**Aim of the exercise**
All of the material below is to be restated word for word, apart from the pictures.

**Supplied material**
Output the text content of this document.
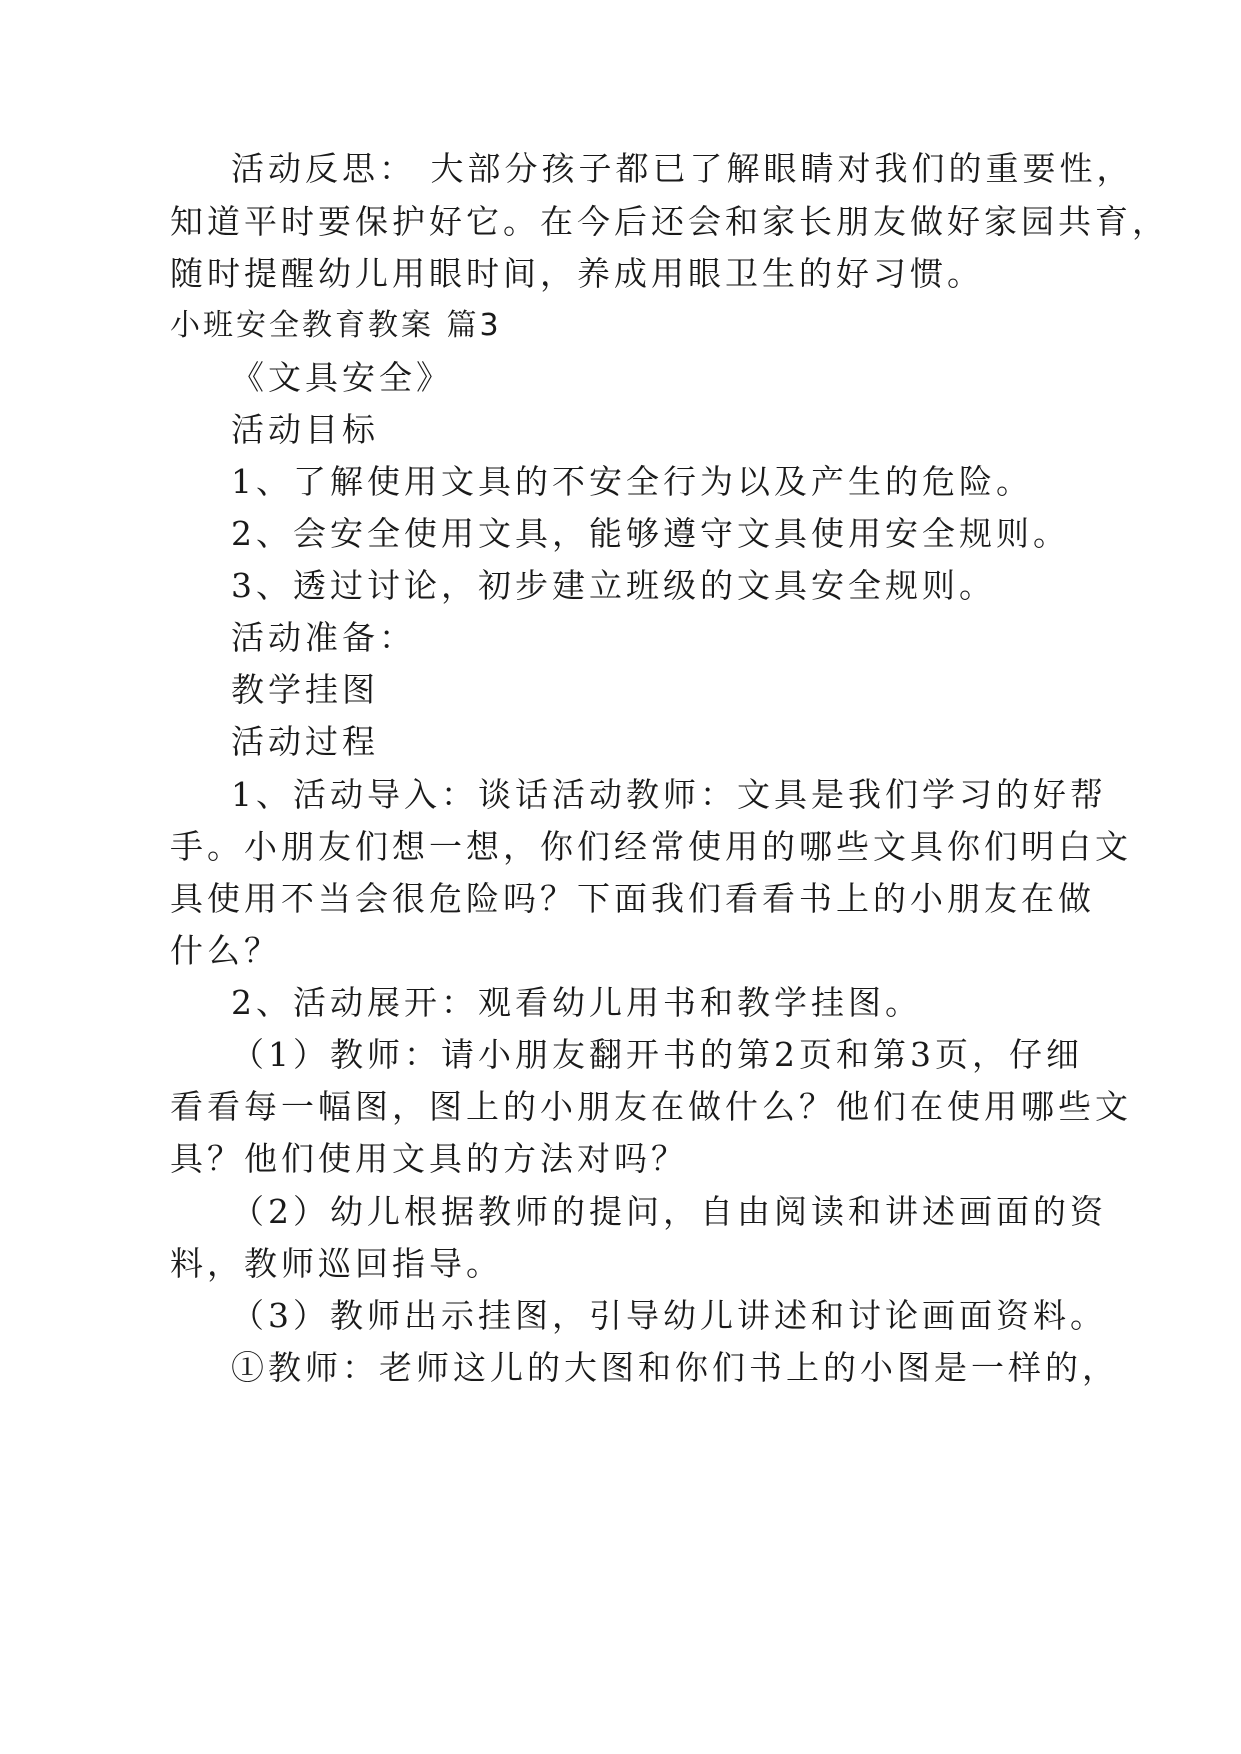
活动反思： 大部分孩子都已了解眼睛对我们的重要性，
知道平时要保护好它。在今后还会和家长朋友做好家园共育，
随时提醒幼儿用眼时间，养成用眼卫生的好习惯。
小班安全教育教案 篇3
《文具安全》
活动目标
1、了解使用文具的不安全行为以及产生的危险。
2、会安全使用文具，能够遵守文具使用安全规则。
3、透过讨论，初步建立班级的文具安全规则。
活动准备：
教学挂图
活动过程
1、活动导入：谈话活动教师：文具是我们学习的好帮
手。小朋友们想一想，你们经常使用的哪些文具你们明白文
具使用不当会很危险吗？下面我们看看书上的小朋友在做
什么？
2、活动展开：观看幼儿用书和教学挂图。
（1）教师：请小朋友翻开书的第2页和第3页，仔细
看看每一幅图，图上的小朋友在做什么？他们在使用哪些文
具？他们使用文具的方法对吗？
（2）幼儿根据教师的提问，自由阅读和讲述画面的资
料，教师巡回指导。
（3）教师出示挂图，引导幼儿讲述和讨论画面资料。
①教师：老师这儿的大图和你们书上的小图是一样的，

**Response to the exercise**
Output the text content of this document.
活动反思： 大部分孩子都已了解眼睛对我们的重要性，
知道平时要保护好它。在今后还会和家长朋友做好家园共育，
随时提醒幼儿用眼时间，养成用眼卫生的好习惯。
小班安全教育教案 篇3
《文具安全》
活动目标
1、了解使用文具的不安全行为以及产生的危险。
2、会安全使用文具，能够遵守文具使用安全规则。
3、透过讨论，初步建立班级的文具安全规则。
活动准备：
教学挂图
活动过程
1、活动导入：谈话活动教师：文具是我们学习的好帮
手。小朋友们想一想，你们经常使用的哪些文具你们明白文
具使用不当会很危险吗？下面我们看看书上的小朋友在做
什么？
2、活动展开：观看幼儿用书和教学挂图。
（1）教师：请小朋友翻开书的第2页和第3页，仔细
看看每一幅图，图上的小朋友在做什么？他们在使用哪些文
具？他们使用文具的方法对吗？
（2）幼儿根据教师的提问，自由阅读和讲述画面的资
料，教师巡回指导。
（3）教师出示挂图，引导幼儿讲述和讨论画面资料。
①教师：老师这儿的大图和你们书上的小图是一样的，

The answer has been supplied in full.